__WHAT TO PRODUCE__
Write out each entry again. Keep every word exactly as it is.

__RECORDS SHOWN__
* * * * *
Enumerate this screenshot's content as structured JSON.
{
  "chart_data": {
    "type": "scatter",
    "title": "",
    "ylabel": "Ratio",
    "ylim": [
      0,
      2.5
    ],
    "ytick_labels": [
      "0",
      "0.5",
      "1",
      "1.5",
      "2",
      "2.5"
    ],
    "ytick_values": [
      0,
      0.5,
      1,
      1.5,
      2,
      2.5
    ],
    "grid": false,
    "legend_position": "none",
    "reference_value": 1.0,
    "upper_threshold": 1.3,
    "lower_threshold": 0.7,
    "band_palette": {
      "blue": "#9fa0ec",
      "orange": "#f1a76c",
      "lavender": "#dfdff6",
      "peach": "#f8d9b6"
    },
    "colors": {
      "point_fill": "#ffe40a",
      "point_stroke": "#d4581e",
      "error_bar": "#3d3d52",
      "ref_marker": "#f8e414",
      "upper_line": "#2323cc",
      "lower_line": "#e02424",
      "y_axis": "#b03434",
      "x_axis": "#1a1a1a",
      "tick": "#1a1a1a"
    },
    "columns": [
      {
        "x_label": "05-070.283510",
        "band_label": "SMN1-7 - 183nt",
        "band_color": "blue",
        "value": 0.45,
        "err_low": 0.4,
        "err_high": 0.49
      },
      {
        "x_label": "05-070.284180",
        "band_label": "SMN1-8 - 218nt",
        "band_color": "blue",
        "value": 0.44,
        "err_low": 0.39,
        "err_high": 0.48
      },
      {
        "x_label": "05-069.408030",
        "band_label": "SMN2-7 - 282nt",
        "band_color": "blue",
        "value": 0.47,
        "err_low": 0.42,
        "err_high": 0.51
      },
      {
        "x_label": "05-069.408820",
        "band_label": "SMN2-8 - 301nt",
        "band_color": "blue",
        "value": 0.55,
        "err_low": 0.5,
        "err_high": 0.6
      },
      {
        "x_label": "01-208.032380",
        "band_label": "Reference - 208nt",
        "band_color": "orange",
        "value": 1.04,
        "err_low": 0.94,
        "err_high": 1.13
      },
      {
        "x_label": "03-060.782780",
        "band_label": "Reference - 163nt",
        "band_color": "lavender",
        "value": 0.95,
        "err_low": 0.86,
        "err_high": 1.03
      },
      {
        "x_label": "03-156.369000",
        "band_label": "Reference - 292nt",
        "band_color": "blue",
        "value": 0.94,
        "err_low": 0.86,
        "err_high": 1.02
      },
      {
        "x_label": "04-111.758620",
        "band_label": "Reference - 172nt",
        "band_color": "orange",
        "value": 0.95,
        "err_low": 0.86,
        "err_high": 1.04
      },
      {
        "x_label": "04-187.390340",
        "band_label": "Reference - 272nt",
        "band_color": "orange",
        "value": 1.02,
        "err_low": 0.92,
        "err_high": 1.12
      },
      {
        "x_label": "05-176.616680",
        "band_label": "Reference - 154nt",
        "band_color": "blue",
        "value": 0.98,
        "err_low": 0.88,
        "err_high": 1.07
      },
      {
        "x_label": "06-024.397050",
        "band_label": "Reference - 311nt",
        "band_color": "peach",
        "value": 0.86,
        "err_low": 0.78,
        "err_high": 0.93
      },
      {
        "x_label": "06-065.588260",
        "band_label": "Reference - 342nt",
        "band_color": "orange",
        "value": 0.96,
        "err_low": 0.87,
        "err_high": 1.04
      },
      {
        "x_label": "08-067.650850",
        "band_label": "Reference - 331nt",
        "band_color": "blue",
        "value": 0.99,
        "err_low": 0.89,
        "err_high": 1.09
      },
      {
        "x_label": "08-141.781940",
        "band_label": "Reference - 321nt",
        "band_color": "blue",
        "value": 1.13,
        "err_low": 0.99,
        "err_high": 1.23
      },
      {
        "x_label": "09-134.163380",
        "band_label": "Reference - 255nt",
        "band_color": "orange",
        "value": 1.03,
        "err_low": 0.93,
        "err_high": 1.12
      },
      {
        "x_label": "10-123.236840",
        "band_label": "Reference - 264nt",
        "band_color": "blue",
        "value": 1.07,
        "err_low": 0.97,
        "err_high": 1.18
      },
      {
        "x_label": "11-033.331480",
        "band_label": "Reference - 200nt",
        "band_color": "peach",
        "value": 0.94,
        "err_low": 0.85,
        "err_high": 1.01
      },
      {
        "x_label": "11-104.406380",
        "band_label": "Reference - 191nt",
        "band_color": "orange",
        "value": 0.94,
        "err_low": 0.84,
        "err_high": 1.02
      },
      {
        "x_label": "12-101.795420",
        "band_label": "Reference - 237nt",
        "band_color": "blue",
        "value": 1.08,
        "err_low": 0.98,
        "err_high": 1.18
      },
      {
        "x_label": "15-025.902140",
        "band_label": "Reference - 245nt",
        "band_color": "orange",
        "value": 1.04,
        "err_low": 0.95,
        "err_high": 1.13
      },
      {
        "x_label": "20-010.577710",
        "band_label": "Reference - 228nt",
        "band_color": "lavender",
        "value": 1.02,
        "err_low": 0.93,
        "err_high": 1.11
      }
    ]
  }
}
* * * * *
__RESULT FOR THIS EXERCISE__
Enumerate this screenshot's content as structured JSON.
{
  "chart_data": {
    "type": "scatter",
    "title": "",
    "ylabel": "Ratio",
    "ylim": [
      0,
      2.5
    ],
    "ytick_labels": [
      "0",
      "0.5",
      "1",
      "1.5",
      "2",
      "2.5"
    ],
    "ytick_values": [
      0,
      0.5,
      1,
      1.5,
      2,
      2.5
    ],
    "grid": false,
    "legend_position": "none",
    "reference_value": 1.0,
    "upper_threshold": 1.3,
    "lower_threshold": 0.7,
    "band_palette": {
      "blue": "#9fa0ec",
      "orange": "#f1a76c",
      "lavender": "#dfdff6",
      "peach": "#f8d9b6"
    },
    "colors": {
      "point_fill": "#ffe40a",
      "point_stroke": "#d4581e",
      "error_bar": "#3d3d52",
      "ref_marker": "#f8e414",
      "upper_line": "#2323cc",
      "lower_line": "#e02424",
      "y_axis": "#b03434",
      "x_axis": "#1a1a1a",
      "tick": "#1a1a1a"
    },
    "columns": [
      {
        "x_label": "05-070.283510",
        "band_label": "SMN1-7 - 183nt",
        "band_color": "blue",
        "value": 0.45,
        "err_low": 0.4,
        "err_high": 0.49
      },
      {
        "x_label": "05-070.284180",
        "band_label": "SMN1-8 - 218nt",
        "band_color": "blue",
        "value": 0.44,
        "err_low": 0.39,
        "err_high": 0.48
      },
      {
        "x_label": "05-069.408030",
        "band_label": "SMN2-7 - 282nt",
        "band_color": "blue",
        "value": 0.47,
        "err_low": 0.42,
        "err_high": 0.51
      },
      {
        "x_label": "05-069.408820",
        "band_label": "SMN2-8 - 301nt",
        "band_color": "blue",
        "value": 0.55,
        "err_low": 0.5,
        "err_high": 0.6
      },
      {
        "x_label": "01-208.032380",
        "band_label": "Reference - 208nt",
        "band_color": "orange",
        "value": 1.04,
        "err_low": 0.94,
        "err_high": 1.13
      },
      {
        "x_label": "03-060.782780",
        "band_label": "Reference - 163nt",
        "band_color": "lavender",
        "value": 0.95,
        "err_low": 0.86,
        "err_high": 1.03
      },
      {
        "x_label": "03-156.369000",
        "band_label": "Reference - 292nt",
        "band_color": "blue",
        "value": 0.94,
        "err_low": 0.86,
        "err_high": 1.02
      },
      {
        "x_label": "04-111.758620",
        "band_label": "Reference - 172nt",
        "band_color": "orange",
        "value": 0.95,
        "err_low": 0.86,
        "err_high": 1.04
      },
      {
        "x_label": "04-187.390340",
        "band_label": "Reference - 272nt",
        "band_color": "orange",
        "value": 1.02,
        "err_low": 0.92,
        "err_high": 1.12
      },
      {
        "x_label": "05-176.616680",
        "band_label": "Reference - 154nt",
        "band_color": "blue",
        "value": 0.98,
        "err_low": 0.88,
        "err_high": 1.07
      },
      {
        "x_label": "06-024.397050",
        "band_label": "Reference - 311nt",
        "band_color": "peach",
        "value": 0.86,
        "err_low": 0.78,
        "err_high": 0.93
      },
      {
        "x_label": "06-065.588260",
        "band_label": "Reference - 342nt",
        "band_color": "orange",
        "value": 0.96,
        "err_low": 0.87,
        "err_high": 1.04
      },
      {
        "x_label": "08-067.650850",
        "band_label": "Reference - 331nt",
        "band_color": "blue",
        "value": 0.99,
        "err_low": 0.89,
        "err_high": 1.09
      },
      {
        "x_label": "08-141.781940",
        "band_label": "Reference - 321nt",
        "band_color": "blue",
        "value": 1.13,
        "err_low": 0.99,
        "err_high": 1.23
      },
      {
        "x_label": "09-134.163380",
        "band_label": "Reference - 255nt",
        "band_color": "orange",
        "value": 1.03,
        "err_low": 0.93,
        "err_high": 1.12
      },
      {
        "x_label": "10-123.236840",
        "band_label": "Reference - 264nt",
        "band_color": "blue",
        "value": 1.07,
        "err_low": 0.97,
        "err_high": 1.18
      },
      {
        "x_label": "11-033.331480",
        "band_label": "Reference - 200nt",
        "band_color": "peach",
        "value": 0.94,
        "err_low": 0.85,
        "err_high": 1.01
      },
      {
        "x_label": "11-104.406380",
        "band_label": "Reference - 191nt",
        "band_color": "orange",
        "value": 0.94,
        "err_low": 0.84,
        "err_high": 1.02
      },
      {
        "x_label": "12-101.795420",
        "band_label": "Reference - 237nt",
        "band_color": "blue",
        "value": 1.08,
        "err_low": 0.98,
        "err_high": 1.18
      },
      {
        "x_label": "15-025.902140",
        "band_label": "Reference - 245nt",
        "band_color": "orange",
        "value": 1.04,
        "err_low": 0.95,
        "err_high": 1.13
      },
      {
        "x_label": "20-010.577710",
        "band_label": "Reference - 228nt",
        "band_color": "lavender",
        "value": 1.02,
        "err_low": 0.93,
        "err_high": 1.11
      }
    ]
  }
}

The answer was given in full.